TO BE DONE –
State only how many lines contain the string "Highest".

(Excerpts from a figure dataset)
◆ ◆ ◆ ◆

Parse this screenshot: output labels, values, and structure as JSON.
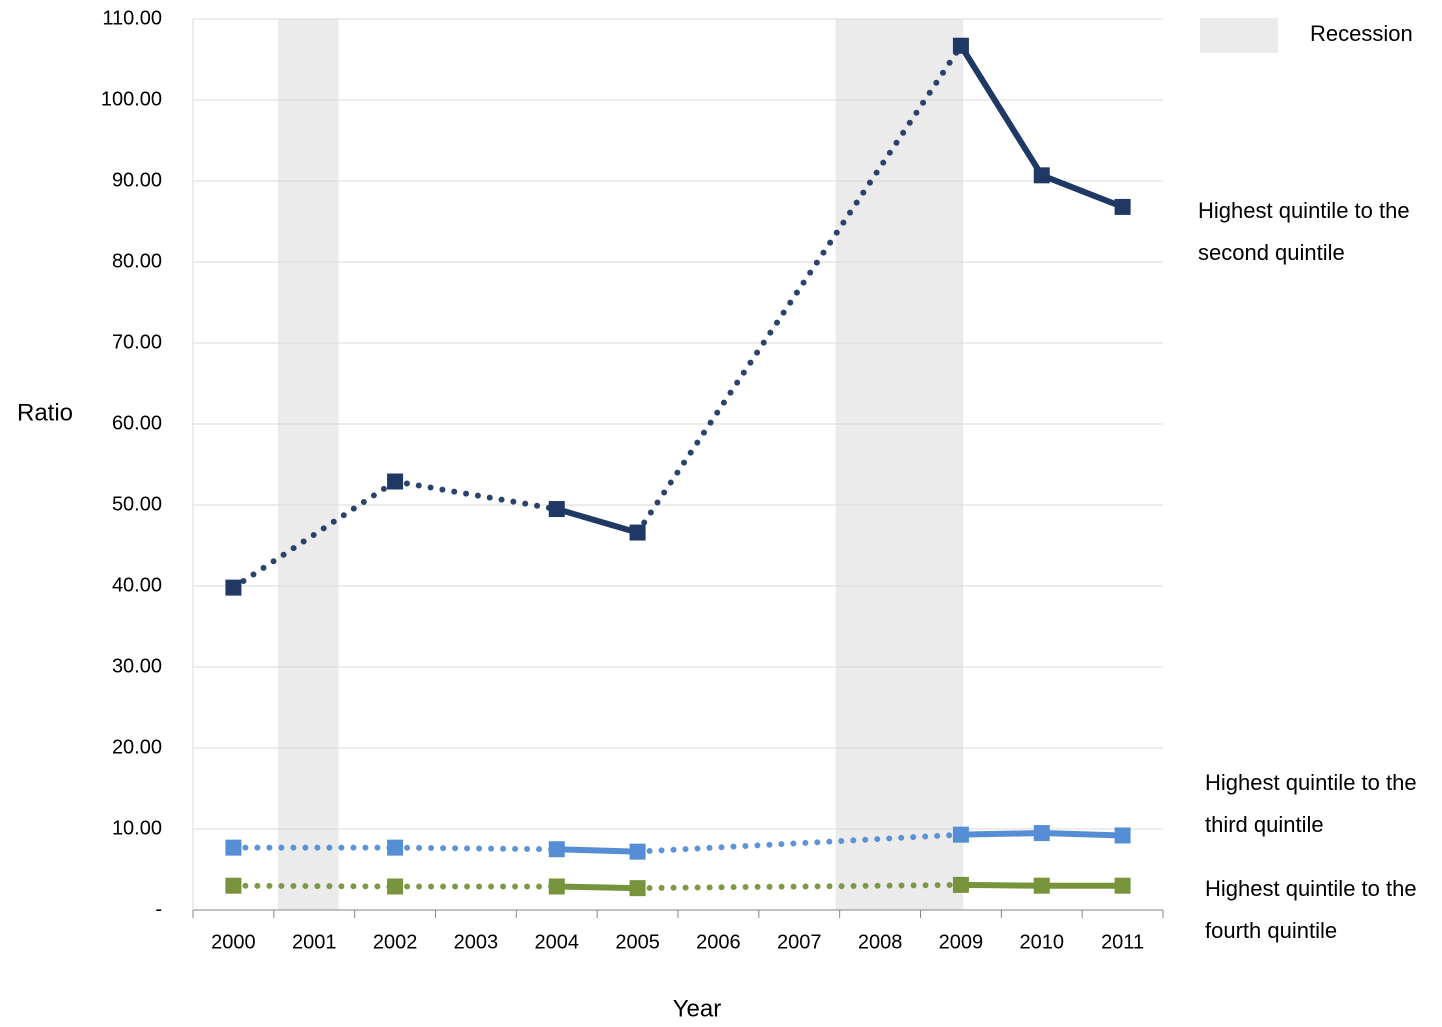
{
  "chart_data": {
    "type": "line",
    "x_label": "Year",
    "y_label": "Ratio",
    "x": [
      2000,
      2001,
      2002,
      2003,
      2004,
      2005,
      2006,
      2007,
      2008,
      2009,
      2010,
      2011
    ],
    "xlim": [
      1999.5,
      2011.5
    ],
    "ylim": [
      0,
      110
    ],
    "yticks": [
      {
        "value": 0,
        "label": "-"
      },
      {
        "value": 10,
        "label": "10.00"
      },
      {
        "value": 20,
        "label": "20.00"
      },
      {
        "value": 30,
        "label": "30.00"
      },
      {
        "value": 40,
        "label": "40.00"
      },
      {
        "value": 50,
        "label": "50.00"
      },
      {
        "value": 60,
        "label": "60.00"
      },
      {
        "value": 70,
        "label": "70.00"
      },
      {
        "value": 80,
        "label": "80.00"
      },
      {
        "value": 90,
        "label": "90.00"
      },
      {
        "value": 100,
        "label": "100.00"
      },
      {
        "value": 110,
        "label": "110.00"
      }
    ],
    "grid": true,
    "recession_label": "Recession",
    "recession_color": "#ebebeb",
    "recession_periods": [
      {
        "start": 2000.55,
        "end": 2001.3
      },
      {
        "start": 2007.45,
        "end": 2009.03
      }
    ],
    "series": [
      {
        "name": "Highest quintile to the second quintile",
        "color": "#1f3864",
        "values": [
          39.8,
          null,
          52.9,
          null,
          49.5,
          46.6,
          null,
          null,
          null,
          106.7,
          90.7,
          86.8
        ]
      },
      {
        "name": "Highest quintile to the third quintile",
        "color": "#558ed5",
        "values": [
          7.7,
          null,
          7.7,
          null,
          7.5,
          7.2,
          null,
          null,
          null,
          9.3,
          9.5,
          9.2
        ]
      },
      {
        "name": "Highest quintile to the fourth quintile",
        "color": "#77933c",
        "values": [
          3.0,
          null,
          2.9,
          null,
          2.9,
          2.7,
          null,
          null,
          null,
          3.1,
          3.0,
          3.0
        ]
      }
    ]
  }
}
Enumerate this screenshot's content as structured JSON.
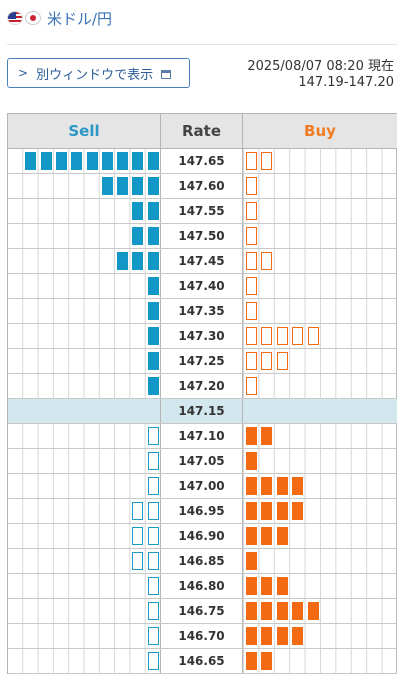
{
  "header": {
    "pair": "米ドル/円",
    "flags": [
      "us-flag-icon",
      "jp-flag-icon"
    ]
  },
  "toolbar": {
    "open_window_label": "別ウィンドウで表示"
  },
  "quote": {
    "timestamp": "2025/08/07 08:20 現在",
    "range": "147.19-147.20"
  },
  "board": {
    "headers": {
      "sell": "Sell",
      "rate": "Rate",
      "buy": "Buy"
    },
    "colors": {
      "sell": "#1297c6",
      "buy": "#f26a12",
      "current_row": "#d3e7ef"
    },
    "rows": [
      {
        "rate": "147.65",
        "sell": 9,
        "sell_style": "filled",
        "buy": 2,
        "buy_style": "outline"
      },
      {
        "rate": "147.60",
        "sell": 4,
        "sell_style": "filled",
        "buy": 1,
        "buy_style": "outline"
      },
      {
        "rate": "147.55",
        "sell": 2,
        "sell_style": "filled",
        "buy": 1,
        "buy_style": "outline"
      },
      {
        "rate": "147.50",
        "sell": 2,
        "sell_style": "filled",
        "buy": 1,
        "buy_style": "outline"
      },
      {
        "rate": "147.45",
        "sell": 3,
        "sell_style": "filled",
        "buy": 2,
        "buy_style": "outline"
      },
      {
        "rate": "147.40",
        "sell": 1,
        "sell_style": "filled",
        "buy": 1,
        "buy_style": "outline"
      },
      {
        "rate": "147.35",
        "sell": 1,
        "sell_style": "filled",
        "buy": 1,
        "buy_style": "outline"
      },
      {
        "rate": "147.30",
        "sell": 1,
        "sell_style": "filled",
        "buy": 5,
        "buy_style": "outline"
      },
      {
        "rate": "147.25",
        "sell": 1,
        "sell_style": "filled",
        "buy": 3,
        "buy_style": "outline"
      },
      {
        "rate": "147.20",
        "sell": 1,
        "sell_style": "filled",
        "buy": 1,
        "buy_style": "outline"
      },
      {
        "rate": "147.15",
        "sell": 0,
        "sell_style": "filled",
        "buy": 0,
        "buy_style": "outline",
        "current": true
      },
      {
        "rate": "147.10",
        "sell": 1,
        "sell_style": "outline",
        "buy": 2,
        "buy_style": "filled"
      },
      {
        "rate": "147.05",
        "sell": 1,
        "sell_style": "outline",
        "buy": 1,
        "buy_style": "filled"
      },
      {
        "rate": "147.00",
        "sell": 1,
        "sell_style": "outline",
        "buy": 4,
        "buy_style": "filled"
      },
      {
        "rate": "146.95",
        "sell": 2,
        "sell_style": "outline",
        "buy": 4,
        "buy_style": "filled"
      },
      {
        "rate": "146.90",
        "sell": 2,
        "sell_style": "outline",
        "buy": 3,
        "buy_style": "filled"
      },
      {
        "rate": "146.85",
        "sell": 2,
        "sell_style": "outline",
        "buy": 1,
        "buy_style": "filled"
      },
      {
        "rate": "146.80",
        "sell": 1,
        "sell_style": "outline",
        "buy": 3,
        "buy_style": "filled"
      },
      {
        "rate": "146.75",
        "sell": 1,
        "sell_style": "outline",
        "buy": 5,
        "buy_style": "filled"
      },
      {
        "rate": "146.70",
        "sell": 1,
        "sell_style": "outline",
        "buy": 4,
        "buy_style": "filled"
      },
      {
        "rate": "146.65",
        "sell": 1,
        "sell_style": "outline",
        "buy": 2,
        "buy_style": "filled"
      }
    ]
  }
}
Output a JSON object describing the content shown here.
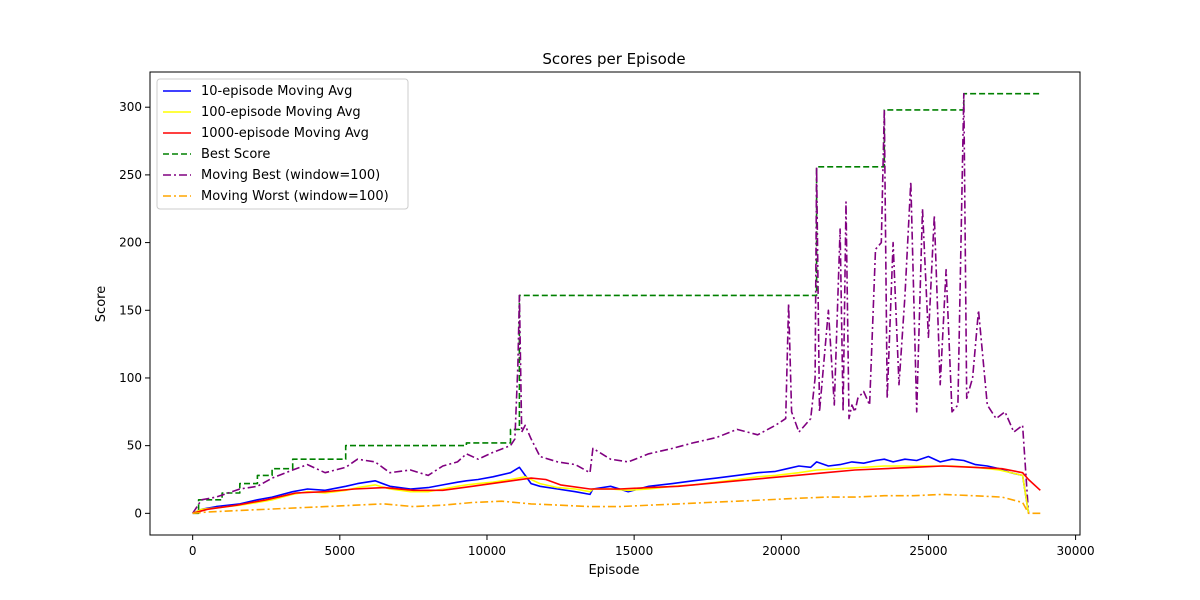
{
  "chart_data": {
    "type": "line",
    "title": "Scores per Episode",
    "xlabel": "Episode",
    "ylabel": "Score",
    "xlim": [
      -1450,
      30150
    ],
    "ylim": [
      -16,
      326
    ],
    "xticks": [
      0,
      5000,
      10000,
      15000,
      20000,
      25000,
      30000
    ],
    "yticks": [
      0,
      50,
      100,
      150,
      200,
      250,
      300
    ],
    "legend_position": "top-left",
    "series": [
      {
        "name": "Best Score",
        "color": "#008000",
        "dash": "dashed",
        "x": [
          0,
          200,
          200,
          1000,
          1000,
          1600,
          1600,
          2200,
          2200,
          2700,
          2700,
          3400,
          3400,
          5200,
          5200,
          9300,
          9300,
          10800,
          10800,
          11100,
          11100,
          21200,
          21200,
          23500,
          23500,
          26200,
          26200,
          28800
        ],
        "y": [
          0,
          0,
          10,
          10,
          15,
          15,
          22,
          22,
          28,
          28,
          33,
          33,
          40,
          40,
          50,
          50,
          52,
          52,
          62,
          62,
          161,
          161,
          256,
          256,
          298,
          298,
          310,
          310
        ]
      },
      {
        "name": "Moving Best (window=100)",
        "color": "#800080",
        "dash": "dashdot",
        "x": [
          0,
          300,
          800,
          1600,
          2200,
          2700,
          3400,
          3900,
          4500,
          5200,
          5600,
          6200,
          6700,
          7400,
          8000,
          8500,
          9000,
          9300,
          9700,
          10200,
          10800,
          10950,
          11050,
          11100,
          11180,
          11300,
          11500,
          11800,
          12400,
          13000,
          13500,
          13600,
          14200,
          14800,
          15500,
          16300,
          17000,
          17800,
          18500,
          19200,
          19800,
          20150,
          20250,
          20350,
          20600,
          21000,
          21150,
          21200,
          21300,
          21600,
          21800,
          22000,
          22100,
          22200,
          22300,
          22400,
          22500,
          22600,
          22800,
          23000,
          23200,
          23400,
          23500,
          23600,
          23800,
          24000,
          24200,
          24400,
          24600,
          24800,
          25000,
          25200,
          25400,
          25600,
          25800,
          26000,
          26200,
          26300,
          26500,
          26700,
          27000,
          27300,
          27600,
          27900,
          28200,
          28400
        ],
        "y": [
          0,
          10,
          12,
          18,
          20,
          26,
          32,
          36,
          30,
          34,
          40,
          38,
          30,
          32,
          28,
          35,
          38,
          44,
          40,
          45,
          50,
          55,
          110,
          161,
          60,
          65,
          55,
          42,
          38,
          36,
          30,
          48,
          40,
          38,
          44,
          48,
          52,
          56,
          62,
          58,
          65,
          70,
          155,
          75,
          60,
          70,
          100,
          256,
          75,
          150,
          80,
          210,
          75,
          230,
          70,
          80,
          75,
          85,
          90,
          80,
          195,
          200,
          298,
          85,
          200,
          95,
          160,
          245,
          75,
          225,
          130,
          220,
          95,
          180,
          75,
          80,
          310,
          85,
          100,
          150,
          80,
          70,
          75,
          60,
          65,
          0
        ]
      },
      {
        "name": "10-episode Moving Avg",
        "color": "#0000ff",
        "dash": "solid",
        "x": [
          0,
          300,
          800,
          1600,
          2200,
          2700,
          3400,
          3900,
          4500,
          5200,
          5600,
          6200,
          6700,
          7400,
          8000,
          8500,
          9000,
          9300,
          9700,
          10200,
          10800,
          11100,
          11300,
          11500,
          11800,
          12400,
          13000,
          13500,
          13600,
          14200,
          14800,
          15500,
          16300,
          17000,
          17800,
          18500,
          19200,
          19800,
          20200,
          20600,
          21000,
          21200,
          21600,
          22000,
          22400,
          22800,
          23200,
          23500,
          23800,
          24200,
          24600,
          25000,
          25400,
          25800,
          26200,
          26600,
          27000,
          27400,
          27800,
          28200,
          28400
        ],
        "y": [
          0,
          3,
          5,
          7,
          10,
          12,
          16,
          18,
          17,
          20,
          22,
          24,
          20,
          18,
          19,
          21,
          23,
          24,
          25,
          27,
          30,
          34,
          28,
          22,
          20,
          18,
          16,
          14,
          18,
          20,
          16,
          20,
          22,
          24,
          26,
          28,
          30,
          31,
          33,
          35,
          34,
          38,
          35,
          36,
          38,
          37,
          39,
          40,
          38,
          40,
          39,
          42,
          38,
          40,
          39,
          36,
          35,
          33,
          30,
          28,
          0
        ]
      },
      {
        "name": "100-episode Moving Avg",
        "color": "#ffff00",
        "dash": "solid",
        "x": [
          0,
          300,
          800,
          1600,
          2200,
          2700,
          3400,
          3900,
          4500,
          5200,
          5600,
          6200,
          6700,
          7400,
          8000,
          8500,
          9000,
          9300,
          9700,
          10200,
          10800,
          11300,
          11800,
          12400,
          13000,
          13500,
          13600,
          14200,
          14800,
          15500,
          16300,
          17000,
          17800,
          18500,
          19200,
          19800,
          20600,
          21200,
          22000,
          22800,
          23500,
          24200,
          25000,
          25800,
          26600,
          27400,
          28200,
          28400
        ],
        "y": [
          0,
          3,
          4,
          6,
          8,
          10,
          14,
          16,
          15,
          17,
          19,
          21,
          18,
          16,
          16,
          18,
          20,
          21,
          22,
          23,
          25,
          27,
          22,
          19,
          18,
          16,
          18,
          18,
          17,
          18,
          20,
          21,
          23,
          25,
          27,
          28,
          30,
          32,
          33,
          34,
          35,
          35,
          35,
          35,
          34,
          32,
          28,
          0
        ]
      },
      {
        "name": "1000-episode Moving Avg",
        "color": "#ff0000",
        "dash": "solid",
        "x": [
          0,
          500,
          1500,
          2500,
          3500,
          4500,
          5500,
          6500,
          7500,
          8500,
          9500,
          10500,
          11500,
          12000,
          12500,
          13500,
          14500,
          15500,
          16500,
          17500,
          18500,
          19500,
          20500,
          21500,
          22500,
          23500,
          24500,
          25500,
          26500,
          27500,
          28200,
          28400,
          28800
        ],
        "y": [
          0,
          3,
          6,
          10,
          15,
          16,
          18,
          19,
          17,
          17,
          20,
          23,
          26,
          25,
          21,
          18,
          18,
          19,
          20,
          22,
          24,
          26,
          28,
          30,
          32,
          33,
          34,
          35,
          34,
          33,
          30,
          25,
          17
        ]
      },
      {
        "name": "Moving Worst (window=100)",
        "color": "#ffa500",
        "dash": "dashdot",
        "x": [
          0,
          500,
          1500,
          2500,
          3500,
          4500,
          5500,
          6500,
          7500,
          8500,
          9500,
          10500,
          11500,
          12500,
          13500,
          14500,
          15500,
          16500,
          17500,
          18500,
          19500,
          20500,
          21500,
          22500,
          23500,
          24500,
          25500,
          26500,
          27500,
          28200,
          28400,
          28800
        ],
        "y": [
          0,
          1,
          2,
          3,
          4,
          5,
          6,
          7,
          5,
          6,
          8,
          9,
          7,
          6,
          5,
          5,
          6,
          7,
          8,
          9,
          10,
          11,
          12,
          12,
          13,
          13,
          14,
          13,
          12,
          8,
          0,
          0
        ]
      }
    ]
  }
}
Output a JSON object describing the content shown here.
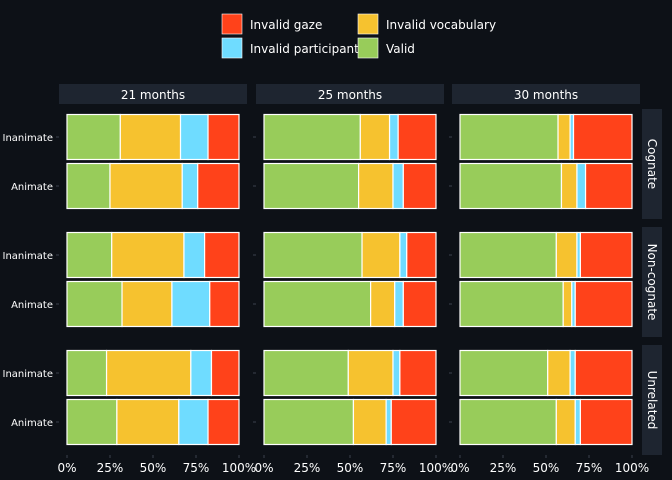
{
  "chart_data": {
    "type": "bar",
    "orientation": "horizontal",
    "stacked": true,
    "percent": true,
    "xlim": [
      0,
      100
    ],
    "x_ticks": [
      "0%",
      "25%",
      "50%",
      "75%",
      "100%"
    ],
    "series": [
      {
        "name": "Valid",
        "color": "#98cc5a"
      },
      {
        "name": "Invalid vocabulary",
        "color": "#f6c22f"
      },
      {
        "name": "Invalid participant",
        "color": "#6fdcff"
      },
      {
        "name": "Invalid gaze",
        "color": "#ff421a"
      }
    ],
    "legend_order": [
      "Invalid gaze",
      "Invalid vocabulary",
      "Invalid participant",
      "Valid"
    ],
    "columns": [
      "21 months",
      "25 months",
      "30 months"
    ],
    "rows": [
      "Cognate",
      "Non-cognate",
      "Unrelated"
    ],
    "categories": [
      "Inanimate",
      "Animate"
    ],
    "panels": [
      {
        "row": "Cognate",
        "col": "21 months",
        "bars": [
          {
            "category": "Inanimate",
            "values": [
              31,
              35,
              16,
              18
            ]
          },
          {
            "category": "Animate",
            "values": [
              25,
              42,
              9,
              24
            ]
          }
        ]
      },
      {
        "row": "Cognate",
        "col": "25 months",
        "bars": [
          {
            "category": "Inanimate",
            "values": [
              56,
              17,
              5,
              22
            ]
          },
          {
            "category": "Animate",
            "values": [
              55,
              20,
              6,
              19
            ]
          }
        ]
      },
      {
        "row": "Cognate",
        "col": "30 months",
        "bars": [
          {
            "category": "Inanimate",
            "values": [
              57,
              7,
              2,
              34
            ]
          },
          {
            "category": "Animate",
            "values": [
              59,
              9,
              5,
              27
            ]
          }
        ]
      },
      {
        "row": "Non-cognate",
        "col": "21 months",
        "bars": [
          {
            "category": "Inanimate",
            "values": [
              26,
              42,
              12,
              20
            ]
          },
          {
            "category": "Animate",
            "values": [
              32,
              29,
              22,
              17
            ]
          }
        ]
      },
      {
        "row": "Non-cognate",
        "col": "25 months",
        "bars": [
          {
            "category": "Inanimate",
            "values": [
              57,
              22,
              4,
              17
            ]
          },
          {
            "category": "Animate",
            "values": [
              62,
              14,
              5,
              19
            ]
          }
        ]
      },
      {
        "row": "Non-cognate",
        "col": "30 months",
        "bars": [
          {
            "category": "Inanimate",
            "values": [
              56,
              12,
              2,
              30
            ]
          },
          {
            "category": "Animate",
            "values": [
              60,
              5,
              2,
              33
            ]
          }
        ]
      },
      {
        "row": "Unrelated",
        "col": "21 months",
        "bars": [
          {
            "category": "Inanimate",
            "values": [
              23,
              49,
              12,
              16
            ]
          },
          {
            "category": "Animate",
            "values": [
              29,
              36,
              17,
              18
            ]
          }
        ]
      },
      {
        "row": "Unrelated",
        "col": "25 months",
        "bars": [
          {
            "category": "Inanimate",
            "values": [
              49,
              26,
              4,
              21
            ]
          },
          {
            "category": "Animate",
            "values": [
              52,
              19,
              3,
              26
            ]
          }
        ]
      },
      {
        "row": "Unrelated",
        "col": "30 months",
        "bars": [
          {
            "category": "Inanimate",
            "values": [
              51,
              13,
              3,
              33
            ]
          },
          {
            "category": "Animate",
            "values": [
              56,
              11,
              3,
              30
            ]
          }
        ]
      }
    ]
  }
}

◆ ◆ ◆ ◆

SOLUTION FOR THIS TASK –
3